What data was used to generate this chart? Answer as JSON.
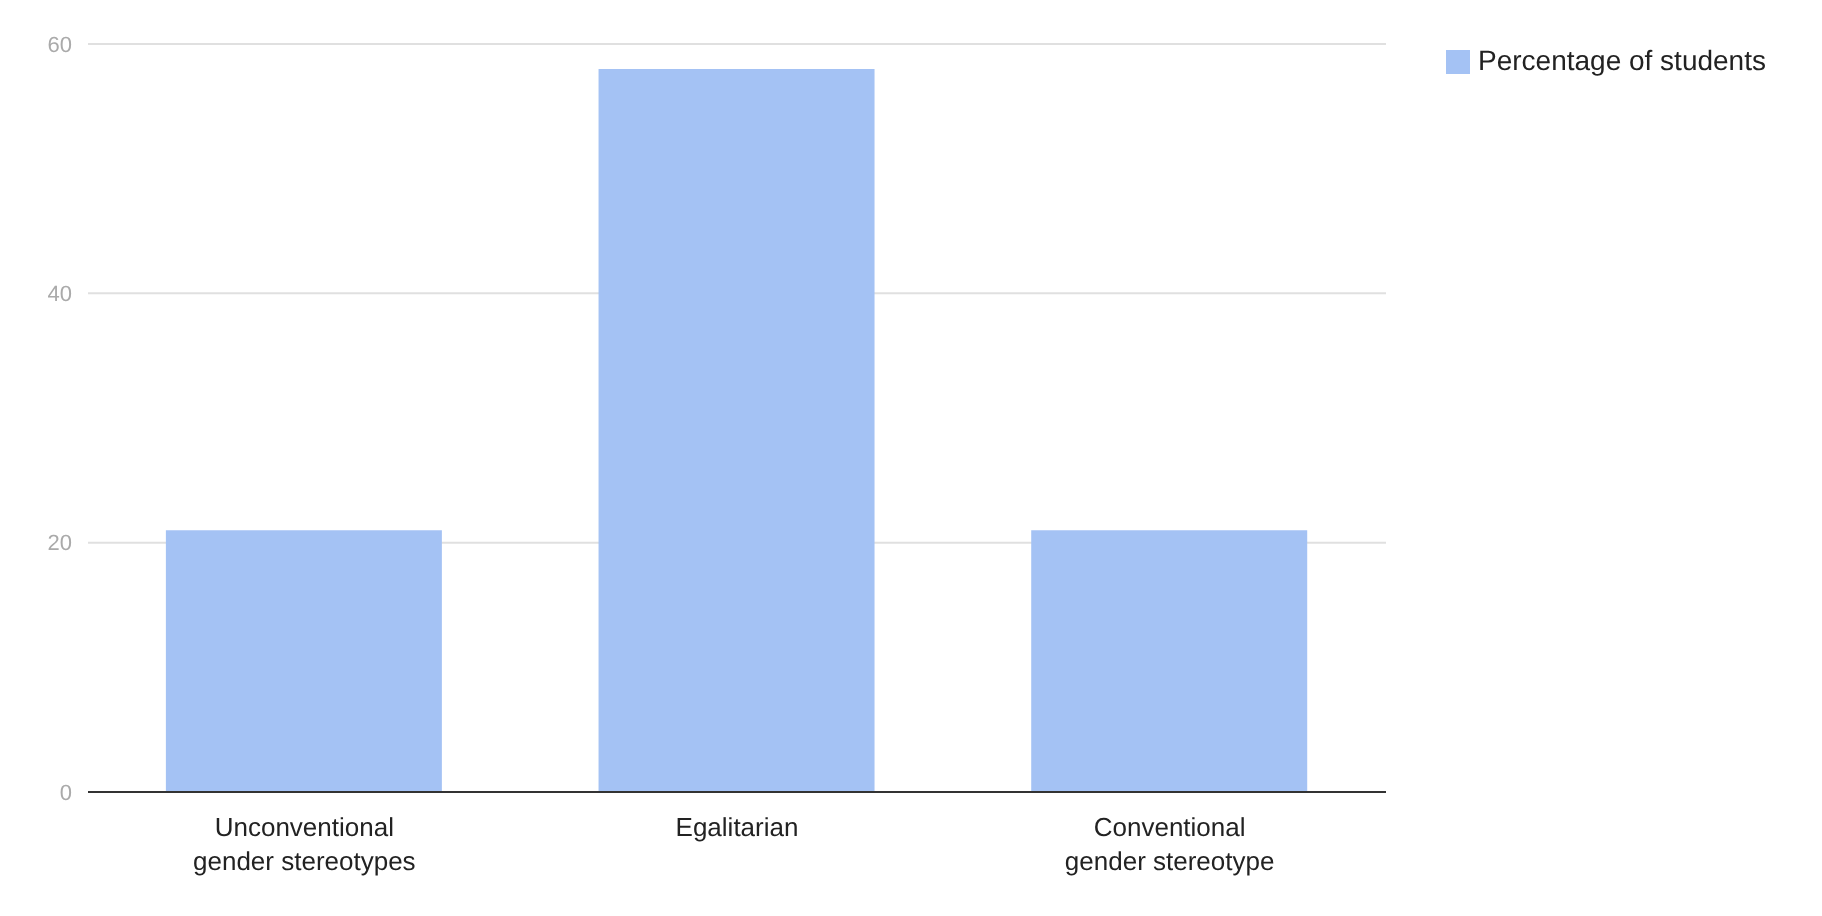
{
  "chart_data": {
    "type": "bar",
    "categories": [
      "Unconventional gender stereotypes",
      "Egalitarian",
      "Conventional gender stereotype"
    ],
    "series": [
      {
        "name": "Percentage of students",
        "color": "#a4c2f4",
        "values": [
          21,
          58,
          21
        ]
      }
    ],
    "ylim": [
      0,
      60
    ],
    "yticks": [
      0,
      20,
      40,
      60
    ],
    "grid": "y",
    "legend": "top right"
  }
}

──────────

WHAT THIS TASK INVOLVES
Copy the material above in full and exactly, skipping pictures.

OUTPUT FOR THIS EXERCISE
What data was used to generate this chart? Answer as JSON.
{
  "chart_data": {
    "type": "bar",
    "categories": [
      "Unconventional gender stereotypes",
      "Egalitarian",
      "Conventional gender stereotype"
    ],
    "series": [
      {
        "name": "Percentage of students",
        "color": "#a4c2f4",
        "values": [
          21,
          58,
          21
        ]
      }
    ],
    "ylim": [
      0,
      60
    ],
    "yticks": [
      0,
      20,
      40,
      60
    ],
    "grid": "y",
    "legend": "top right"
  }
}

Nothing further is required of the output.